▸ Stated task
Copy out every row below word for word, leaving the pictures out of your answer.

Stored items from a collection
........

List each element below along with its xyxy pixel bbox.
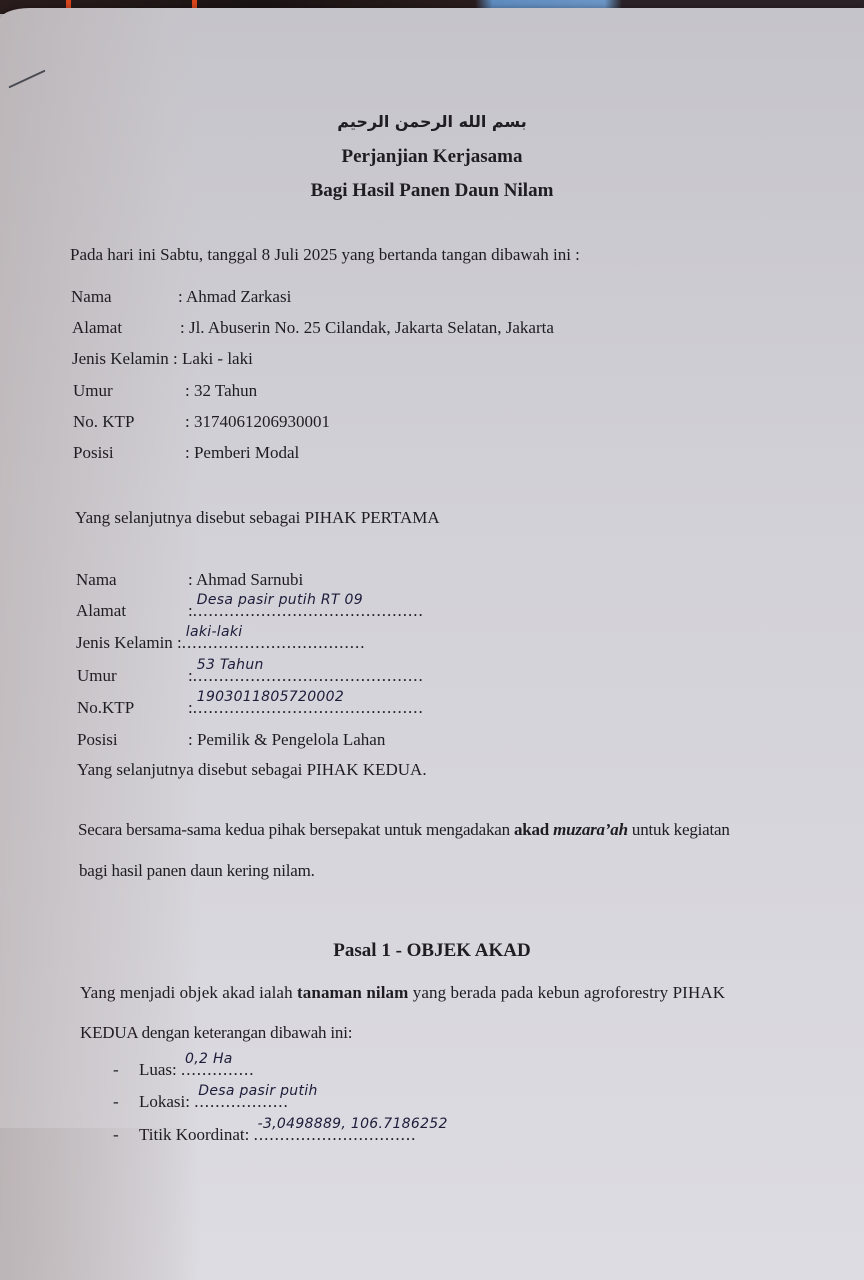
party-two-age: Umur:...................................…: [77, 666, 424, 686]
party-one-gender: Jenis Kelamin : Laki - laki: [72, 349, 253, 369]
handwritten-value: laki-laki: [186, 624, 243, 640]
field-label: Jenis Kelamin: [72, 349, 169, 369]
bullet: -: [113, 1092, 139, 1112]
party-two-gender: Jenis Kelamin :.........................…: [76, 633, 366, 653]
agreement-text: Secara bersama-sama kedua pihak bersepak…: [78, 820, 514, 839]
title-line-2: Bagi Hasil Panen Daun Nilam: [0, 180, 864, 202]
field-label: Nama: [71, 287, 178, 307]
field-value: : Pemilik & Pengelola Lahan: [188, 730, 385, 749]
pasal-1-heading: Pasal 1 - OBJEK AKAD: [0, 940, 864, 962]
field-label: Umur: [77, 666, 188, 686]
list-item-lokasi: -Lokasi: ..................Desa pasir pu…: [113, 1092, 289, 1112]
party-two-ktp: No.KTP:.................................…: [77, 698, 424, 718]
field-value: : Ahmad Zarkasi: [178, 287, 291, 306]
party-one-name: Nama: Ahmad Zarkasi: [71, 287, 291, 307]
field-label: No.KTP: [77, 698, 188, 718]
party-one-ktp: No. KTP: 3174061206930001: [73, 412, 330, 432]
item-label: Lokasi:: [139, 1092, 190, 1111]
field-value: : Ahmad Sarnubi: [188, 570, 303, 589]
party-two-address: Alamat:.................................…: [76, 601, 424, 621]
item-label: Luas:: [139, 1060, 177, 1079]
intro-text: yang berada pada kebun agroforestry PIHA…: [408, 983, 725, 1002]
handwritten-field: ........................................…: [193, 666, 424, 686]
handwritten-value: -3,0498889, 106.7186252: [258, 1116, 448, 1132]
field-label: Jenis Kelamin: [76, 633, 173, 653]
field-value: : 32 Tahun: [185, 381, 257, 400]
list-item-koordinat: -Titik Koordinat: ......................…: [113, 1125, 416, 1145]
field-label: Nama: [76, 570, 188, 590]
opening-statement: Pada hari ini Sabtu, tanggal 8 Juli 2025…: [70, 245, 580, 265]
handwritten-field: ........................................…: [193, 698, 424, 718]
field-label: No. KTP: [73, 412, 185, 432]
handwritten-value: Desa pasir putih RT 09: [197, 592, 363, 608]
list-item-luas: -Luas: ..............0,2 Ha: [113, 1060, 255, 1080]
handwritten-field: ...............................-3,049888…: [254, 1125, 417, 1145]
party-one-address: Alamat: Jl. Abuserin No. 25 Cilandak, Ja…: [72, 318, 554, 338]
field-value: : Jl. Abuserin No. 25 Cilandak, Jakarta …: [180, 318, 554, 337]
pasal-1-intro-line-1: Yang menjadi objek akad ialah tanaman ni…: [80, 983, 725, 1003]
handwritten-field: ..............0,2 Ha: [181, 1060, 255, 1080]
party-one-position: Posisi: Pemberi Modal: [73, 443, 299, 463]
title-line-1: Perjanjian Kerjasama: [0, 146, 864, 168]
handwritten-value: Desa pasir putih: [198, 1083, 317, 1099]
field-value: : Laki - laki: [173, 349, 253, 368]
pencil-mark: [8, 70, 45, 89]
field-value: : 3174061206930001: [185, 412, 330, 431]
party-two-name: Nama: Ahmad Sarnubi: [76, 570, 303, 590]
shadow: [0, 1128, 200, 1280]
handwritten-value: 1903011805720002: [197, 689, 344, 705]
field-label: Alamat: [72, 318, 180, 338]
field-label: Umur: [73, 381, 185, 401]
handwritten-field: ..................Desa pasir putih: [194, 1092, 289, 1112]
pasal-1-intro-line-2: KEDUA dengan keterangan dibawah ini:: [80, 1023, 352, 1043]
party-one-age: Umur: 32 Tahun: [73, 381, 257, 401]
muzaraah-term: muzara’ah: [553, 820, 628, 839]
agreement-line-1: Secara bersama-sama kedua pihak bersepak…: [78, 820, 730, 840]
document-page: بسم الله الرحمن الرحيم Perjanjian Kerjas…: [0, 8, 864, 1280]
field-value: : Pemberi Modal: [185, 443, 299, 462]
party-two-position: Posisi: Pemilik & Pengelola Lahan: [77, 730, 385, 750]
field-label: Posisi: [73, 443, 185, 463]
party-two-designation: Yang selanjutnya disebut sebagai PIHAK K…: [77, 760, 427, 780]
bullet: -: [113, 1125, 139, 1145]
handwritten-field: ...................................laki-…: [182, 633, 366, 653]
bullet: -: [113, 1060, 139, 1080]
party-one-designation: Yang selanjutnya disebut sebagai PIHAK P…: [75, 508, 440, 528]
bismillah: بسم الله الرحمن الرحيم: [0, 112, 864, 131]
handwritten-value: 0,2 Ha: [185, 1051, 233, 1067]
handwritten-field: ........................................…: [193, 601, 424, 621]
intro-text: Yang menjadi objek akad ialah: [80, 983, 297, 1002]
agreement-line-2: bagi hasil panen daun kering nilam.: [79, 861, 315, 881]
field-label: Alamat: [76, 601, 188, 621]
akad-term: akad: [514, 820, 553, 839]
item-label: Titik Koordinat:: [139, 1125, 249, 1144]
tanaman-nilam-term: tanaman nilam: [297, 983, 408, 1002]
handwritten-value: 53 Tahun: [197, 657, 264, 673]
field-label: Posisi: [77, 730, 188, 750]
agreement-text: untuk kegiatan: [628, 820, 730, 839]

........

▸ Written solution
List each element below along with its xyxy pixel bbox.
party-two-age: Umur:...................................…: [77, 666, 424, 686]
party-one-gender: Jenis Kelamin : Laki - laki: [72, 349, 253, 369]
handwritten-value: laki-laki: [186, 624, 243, 640]
field-label: Jenis Kelamin: [72, 349, 169, 369]
bullet: -: [113, 1092, 139, 1112]
party-two-gender: Jenis Kelamin :.........................…: [76, 633, 366, 653]
agreement-text: Secara bersama-sama kedua pihak bersepak…: [78, 820, 514, 839]
title-line-2: Bagi Hasil Panen Daun Nilam: [0, 180, 864, 202]
field-label: Nama: [71, 287, 178, 307]
field-value: : Pemilik & Pengelola Lahan: [188, 730, 385, 749]
pasal-1-heading: Pasal 1 - OBJEK AKAD: [0, 940, 864, 962]
field-label: Umur: [77, 666, 188, 686]
list-item-lokasi: -Lokasi: ..................Desa pasir pu…: [113, 1092, 289, 1112]
party-two-ktp: No.KTP:.................................…: [77, 698, 424, 718]
field-value: : Ahmad Zarkasi: [178, 287, 291, 306]
party-one-name: Nama: Ahmad Zarkasi: [71, 287, 291, 307]
field-label: No.KTP: [77, 698, 188, 718]
party-one-ktp: No. KTP: 3174061206930001: [73, 412, 330, 432]
item-label: Lokasi:: [139, 1092, 190, 1111]
field-value: : Ahmad Sarnubi: [188, 570, 303, 589]
party-two-address: Alamat:.................................…: [76, 601, 424, 621]
item-label: Luas:: [139, 1060, 177, 1079]
intro-text: yang berada pada kebun agroforestry PIHA…: [408, 983, 725, 1002]
handwritten-field: ........................................…: [193, 666, 424, 686]
handwritten-value: -3,0498889, 106.7186252: [258, 1116, 448, 1132]
field-label: Jenis Kelamin: [76, 633, 173, 653]
field-value: : 32 Tahun: [185, 381, 257, 400]
list-item-koordinat: -Titik Koordinat: ......................…: [113, 1125, 416, 1145]
field-label: Nama: [76, 570, 188, 590]
opening-statement: Pada hari ini Sabtu, tanggal 8 Juli 2025…: [70, 245, 580, 265]
handwritten-field: ........................................…: [193, 698, 424, 718]
field-label: No. KTP: [73, 412, 185, 432]
handwritten-value: Desa pasir putih RT 09: [197, 592, 363, 608]
list-item-luas: -Luas: ..............0,2 Ha: [113, 1060, 255, 1080]
handwritten-field: ...............................-3,049888…: [254, 1125, 417, 1145]
party-one-address: Alamat: Jl. Abuserin No. 25 Cilandak, Ja…: [72, 318, 554, 338]
field-value: : Jl. Abuserin No. 25 Cilandak, Jakarta …: [180, 318, 554, 337]
pasal-1-intro-line-1: Yang menjadi objek akad ialah tanaman ni…: [80, 983, 725, 1003]
handwritten-field: ..............0,2 Ha: [181, 1060, 255, 1080]
party-one-position: Posisi: Pemberi Modal: [73, 443, 299, 463]
title-line-1: Perjanjian Kerjasama: [0, 146, 864, 168]
handwritten-value: Desa pasir putih: [198, 1083, 317, 1099]
field-value: : Laki - laki: [173, 349, 253, 368]
pencil-mark: [8, 70, 45, 89]
field-value: : 3174061206930001: [185, 412, 330, 431]
party-two-name: Nama: Ahmad Sarnubi: [76, 570, 303, 590]
shadow: [0, 1128, 200, 1280]
handwritten-value: 1903011805720002: [197, 689, 344, 705]
field-label: Alamat: [72, 318, 180, 338]
field-label: Umur: [73, 381, 185, 401]
handwritten-field: ..................Desa pasir putih: [194, 1092, 289, 1112]
pasal-1-intro-line-2: KEDUA dengan keterangan dibawah ini:: [80, 1023, 352, 1043]
party-one-age: Umur: 32 Tahun: [73, 381, 257, 401]
muzaraah-term: muzara’ah: [553, 820, 628, 839]
agreement-line-1: Secara bersama-sama kedua pihak bersepak…: [78, 820, 730, 840]
document-page: بسم الله الرحمن الرحيم Perjanjian Kerjas…: [0, 8, 864, 1280]
field-value: : Pemberi Modal: [185, 443, 299, 462]
party-two-position: Posisi: Pemilik & Pengelola Lahan: [77, 730, 385, 750]
field-label: Posisi: [73, 443, 185, 463]
party-two-designation: Yang selanjutnya disebut sebagai PIHAK K…: [77, 760, 427, 780]
bullet: -: [113, 1125, 139, 1145]
handwritten-field: ...................................laki-…: [182, 633, 366, 653]
bullet: -: [113, 1060, 139, 1080]
party-one-designation: Yang selanjutnya disebut sebagai PIHAK P…: [75, 508, 440, 528]
bismillah: بسم الله الرحمن الرحيم: [0, 112, 864, 131]
handwritten-value: 0,2 Ha: [185, 1051, 233, 1067]
handwritten-field: ........................................…: [193, 601, 424, 621]
intro-text: Yang menjadi objek akad ialah: [80, 983, 297, 1002]
agreement-line-2: bagi hasil panen daun kering nilam.: [79, 861, 315, 881]
field-label: Alamat: [76, 601, 188, 621]
akad-term: akad: [514, 820, 553, 839]
item-label: Titik Koordinat:: [139, 1125, 249, 1144]
tanaman-nilam-term: tanaman nilam: [297, 983, 408, 1002]
handwritten-value: 53 Tahun: [197, 657, 264, 673]
field-label: Posisi: [77, 730, 188, 750]
agreement-text: untuk kegiatan: [628, 820, 730, 839]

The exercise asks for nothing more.